* begin MATERIALS PROVIDED *
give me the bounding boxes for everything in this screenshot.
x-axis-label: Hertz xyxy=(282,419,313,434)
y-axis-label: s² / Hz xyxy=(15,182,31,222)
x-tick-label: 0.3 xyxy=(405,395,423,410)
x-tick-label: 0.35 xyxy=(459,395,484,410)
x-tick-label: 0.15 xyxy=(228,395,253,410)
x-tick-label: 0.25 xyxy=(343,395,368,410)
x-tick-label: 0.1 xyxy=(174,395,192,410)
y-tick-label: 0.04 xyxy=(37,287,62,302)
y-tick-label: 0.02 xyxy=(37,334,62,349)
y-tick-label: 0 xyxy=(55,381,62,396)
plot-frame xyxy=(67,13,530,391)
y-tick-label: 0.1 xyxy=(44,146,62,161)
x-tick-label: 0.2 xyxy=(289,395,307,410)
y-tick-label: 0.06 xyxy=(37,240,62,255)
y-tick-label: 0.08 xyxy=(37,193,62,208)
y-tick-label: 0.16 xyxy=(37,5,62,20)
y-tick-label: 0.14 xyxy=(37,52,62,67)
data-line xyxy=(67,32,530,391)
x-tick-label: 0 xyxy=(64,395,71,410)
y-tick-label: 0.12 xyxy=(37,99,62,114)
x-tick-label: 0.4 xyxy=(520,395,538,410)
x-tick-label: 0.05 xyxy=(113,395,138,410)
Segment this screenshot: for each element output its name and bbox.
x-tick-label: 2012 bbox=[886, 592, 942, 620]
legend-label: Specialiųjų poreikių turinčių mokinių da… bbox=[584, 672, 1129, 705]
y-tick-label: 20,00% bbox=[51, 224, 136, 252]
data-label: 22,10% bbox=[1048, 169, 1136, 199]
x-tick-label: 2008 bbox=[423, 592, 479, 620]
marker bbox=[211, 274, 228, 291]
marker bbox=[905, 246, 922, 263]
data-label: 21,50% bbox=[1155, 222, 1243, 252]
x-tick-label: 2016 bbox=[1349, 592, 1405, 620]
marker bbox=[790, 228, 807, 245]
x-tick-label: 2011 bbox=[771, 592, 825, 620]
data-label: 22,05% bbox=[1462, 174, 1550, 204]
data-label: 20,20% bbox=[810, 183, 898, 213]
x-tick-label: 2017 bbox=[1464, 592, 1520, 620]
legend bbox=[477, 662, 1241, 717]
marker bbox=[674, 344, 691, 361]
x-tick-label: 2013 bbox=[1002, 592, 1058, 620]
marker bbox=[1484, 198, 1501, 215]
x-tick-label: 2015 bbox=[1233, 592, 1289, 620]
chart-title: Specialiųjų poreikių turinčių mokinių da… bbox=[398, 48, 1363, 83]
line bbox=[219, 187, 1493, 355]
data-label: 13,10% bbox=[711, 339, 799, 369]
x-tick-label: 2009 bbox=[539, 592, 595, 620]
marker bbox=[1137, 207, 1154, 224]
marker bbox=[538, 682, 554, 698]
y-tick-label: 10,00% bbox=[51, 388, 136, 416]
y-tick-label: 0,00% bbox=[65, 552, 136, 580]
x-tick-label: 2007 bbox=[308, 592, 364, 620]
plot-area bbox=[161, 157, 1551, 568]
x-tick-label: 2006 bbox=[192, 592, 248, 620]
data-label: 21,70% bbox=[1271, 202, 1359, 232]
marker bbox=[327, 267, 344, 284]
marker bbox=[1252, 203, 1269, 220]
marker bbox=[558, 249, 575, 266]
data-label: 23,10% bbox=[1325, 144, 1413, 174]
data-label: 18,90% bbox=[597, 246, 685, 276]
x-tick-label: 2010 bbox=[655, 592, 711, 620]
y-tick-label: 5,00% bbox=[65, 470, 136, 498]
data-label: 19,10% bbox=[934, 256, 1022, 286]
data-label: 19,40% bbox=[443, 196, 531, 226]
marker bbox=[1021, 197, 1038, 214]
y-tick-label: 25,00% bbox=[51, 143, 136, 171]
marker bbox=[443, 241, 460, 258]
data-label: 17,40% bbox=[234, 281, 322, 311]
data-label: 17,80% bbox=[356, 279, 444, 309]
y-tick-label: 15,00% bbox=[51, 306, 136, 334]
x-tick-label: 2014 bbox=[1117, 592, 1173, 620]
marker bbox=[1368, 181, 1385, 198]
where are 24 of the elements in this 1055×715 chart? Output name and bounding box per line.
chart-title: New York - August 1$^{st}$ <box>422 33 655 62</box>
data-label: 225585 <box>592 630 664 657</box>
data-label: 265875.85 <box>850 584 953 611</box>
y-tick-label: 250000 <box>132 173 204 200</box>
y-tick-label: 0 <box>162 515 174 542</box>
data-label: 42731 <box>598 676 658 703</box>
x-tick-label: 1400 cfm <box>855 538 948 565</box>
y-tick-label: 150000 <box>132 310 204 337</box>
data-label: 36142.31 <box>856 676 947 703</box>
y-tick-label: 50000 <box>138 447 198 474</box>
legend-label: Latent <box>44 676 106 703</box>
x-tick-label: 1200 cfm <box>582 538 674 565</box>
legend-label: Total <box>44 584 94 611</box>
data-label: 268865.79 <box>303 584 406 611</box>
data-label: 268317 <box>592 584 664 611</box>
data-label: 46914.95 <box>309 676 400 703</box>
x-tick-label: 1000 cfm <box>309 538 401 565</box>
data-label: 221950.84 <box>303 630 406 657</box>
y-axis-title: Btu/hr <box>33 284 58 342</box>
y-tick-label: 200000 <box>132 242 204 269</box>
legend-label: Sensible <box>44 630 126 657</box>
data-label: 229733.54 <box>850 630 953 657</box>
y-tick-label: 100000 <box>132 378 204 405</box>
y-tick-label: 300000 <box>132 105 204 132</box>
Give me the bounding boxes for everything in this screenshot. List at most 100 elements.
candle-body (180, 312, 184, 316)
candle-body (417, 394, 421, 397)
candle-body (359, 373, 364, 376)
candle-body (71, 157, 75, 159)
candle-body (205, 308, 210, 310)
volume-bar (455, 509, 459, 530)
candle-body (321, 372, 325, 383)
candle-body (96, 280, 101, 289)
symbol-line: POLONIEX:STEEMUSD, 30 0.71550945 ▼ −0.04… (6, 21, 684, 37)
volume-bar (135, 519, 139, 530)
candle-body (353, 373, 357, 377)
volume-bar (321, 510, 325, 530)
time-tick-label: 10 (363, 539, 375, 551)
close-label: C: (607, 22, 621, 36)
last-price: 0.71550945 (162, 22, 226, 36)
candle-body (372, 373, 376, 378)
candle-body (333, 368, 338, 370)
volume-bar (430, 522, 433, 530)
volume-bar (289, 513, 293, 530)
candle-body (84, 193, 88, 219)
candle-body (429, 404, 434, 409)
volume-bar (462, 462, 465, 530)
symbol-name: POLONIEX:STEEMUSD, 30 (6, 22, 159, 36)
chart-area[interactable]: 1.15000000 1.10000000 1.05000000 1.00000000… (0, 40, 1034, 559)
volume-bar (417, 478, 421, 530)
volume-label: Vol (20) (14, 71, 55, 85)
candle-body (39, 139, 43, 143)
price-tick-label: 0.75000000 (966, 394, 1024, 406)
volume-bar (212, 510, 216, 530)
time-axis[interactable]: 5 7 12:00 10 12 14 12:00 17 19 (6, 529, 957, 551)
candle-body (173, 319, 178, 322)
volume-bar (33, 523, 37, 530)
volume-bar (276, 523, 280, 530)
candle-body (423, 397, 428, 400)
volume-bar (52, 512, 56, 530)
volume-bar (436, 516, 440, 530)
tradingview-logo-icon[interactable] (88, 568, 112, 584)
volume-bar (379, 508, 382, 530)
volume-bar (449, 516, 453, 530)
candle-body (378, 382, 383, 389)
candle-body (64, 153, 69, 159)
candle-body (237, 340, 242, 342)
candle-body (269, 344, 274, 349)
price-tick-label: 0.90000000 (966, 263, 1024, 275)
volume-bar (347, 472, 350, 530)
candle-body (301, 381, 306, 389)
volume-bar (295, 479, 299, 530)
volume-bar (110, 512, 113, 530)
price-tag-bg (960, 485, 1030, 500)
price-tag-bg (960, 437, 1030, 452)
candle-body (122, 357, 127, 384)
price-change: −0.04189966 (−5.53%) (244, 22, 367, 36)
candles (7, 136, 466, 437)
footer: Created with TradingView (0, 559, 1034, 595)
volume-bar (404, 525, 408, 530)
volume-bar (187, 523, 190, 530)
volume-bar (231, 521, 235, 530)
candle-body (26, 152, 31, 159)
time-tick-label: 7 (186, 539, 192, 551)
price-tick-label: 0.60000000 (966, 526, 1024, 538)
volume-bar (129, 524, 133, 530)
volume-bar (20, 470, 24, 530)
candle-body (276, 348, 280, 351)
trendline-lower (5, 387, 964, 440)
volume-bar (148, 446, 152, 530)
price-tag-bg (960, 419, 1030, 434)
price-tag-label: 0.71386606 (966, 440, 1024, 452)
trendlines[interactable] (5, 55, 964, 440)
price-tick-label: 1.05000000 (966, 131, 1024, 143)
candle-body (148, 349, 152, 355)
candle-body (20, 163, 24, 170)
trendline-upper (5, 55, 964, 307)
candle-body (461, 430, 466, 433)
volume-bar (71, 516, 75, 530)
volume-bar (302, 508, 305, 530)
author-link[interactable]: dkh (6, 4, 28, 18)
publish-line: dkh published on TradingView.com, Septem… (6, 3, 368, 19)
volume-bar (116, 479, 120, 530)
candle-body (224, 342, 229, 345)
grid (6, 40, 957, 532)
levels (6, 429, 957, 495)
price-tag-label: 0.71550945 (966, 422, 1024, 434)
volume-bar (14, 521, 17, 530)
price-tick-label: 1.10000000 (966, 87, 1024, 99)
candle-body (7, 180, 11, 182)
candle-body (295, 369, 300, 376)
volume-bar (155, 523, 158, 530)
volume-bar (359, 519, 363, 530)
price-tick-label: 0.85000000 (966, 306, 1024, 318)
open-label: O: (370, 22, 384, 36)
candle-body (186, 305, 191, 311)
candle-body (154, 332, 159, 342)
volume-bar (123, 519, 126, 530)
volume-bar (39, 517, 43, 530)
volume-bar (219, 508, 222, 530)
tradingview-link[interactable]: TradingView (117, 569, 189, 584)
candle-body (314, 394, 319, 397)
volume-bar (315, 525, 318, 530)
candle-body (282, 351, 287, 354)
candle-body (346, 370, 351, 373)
* end MATERIALS PROVIDED *
• STATED EXERCISE: Output every line of the rows exactly as they are, everything from the start of the rows down to the line containing "data-label: 20,20% bbox=[810, 183, 898, 213]", including that line.

• TASK RESULT:
give me the bounding boxes for everything in this screenshot.
x-axis-label: Hertz xyxy=(282,419,313,434)
y-axis-label: s² / Hz xyxy=(15,182,31,222)
x-tick-label: 0.3 xyxy=(405,395,423,410)
x-tick-label: 0.35 xyxy=(459,395,484,410)
x-tick-label: 0.15 xyxy=(228,395,253,410)
x-tick-label: 0.25 xyxy=(343,395,368,410)
x-tick-label: 0.1 xyxy=(174,395,192,410)
y-tick-label: 0.04 xyxy=(37,287,62,302)
y-tick-label: 0.02 xyxy=(37,334,62,349)
y-tick-label: 0 xyxy=(55,381,62,396)
plot-frame xyxy=(67,13,530,391)
y-tick-label: 0.1 xyxy=(44,146,62,161)
x-tick-label: 0.2 xyxy=(289,395,307,410)
y-tick-label: 0.06 xyxy=(37,240,62,255)
y-tick-label: 0.08 xyxy=(37,193,62,208)
y-tick-label: 0.16 xyxy=(37,5,62,20)
y-tick-label: 0.14 xyxy=(37,52,62,67)
data-line xyxy=(67,32,530,391)
x-tick-label: 0 xyxy=(64,395,71,410)
y-tick-label: 0.12 xyxy=(37,99,62,114)
x-tick-label: 0.4 xyxy=(520,395,538,410)
x-tick-label: 0.05 xyxy=(113,395,138,410)
Segment this screenshot: for each element output its name and bbox.
x-tick-label: 2012 bbox=[886, 592, 942, 620]
legend-label: Specialiųjų poreikių turinčių mokinių da… bbox=[584, 672, 1129, 705]
y-tick-label: 20,00% bbox=[51, 224, 136, 252]
data-label: 22,10% bbox=[1048, 169, 1136, 199]
x-tick-label: 2008 bbox=[423, 592, 479, 620]
marker bbox=[211, 274, 228, 291]
marker bbox=[905, 246, 922, 263]
data-label: 21,50% bbox=[1155, 222, 1243, 252]
x-tick-label: 2016 bbox=[1349, 592, 1405, 620]
marker bbox=[790, 228, 807, 245]
x-tick-label: 2011 bbox=[771, 592, 825, 620]
data-label: 22,05% bbox=[1462, 174, 1550, 204]
data-label: 20,20% bbox=[810, 183, 898, 213]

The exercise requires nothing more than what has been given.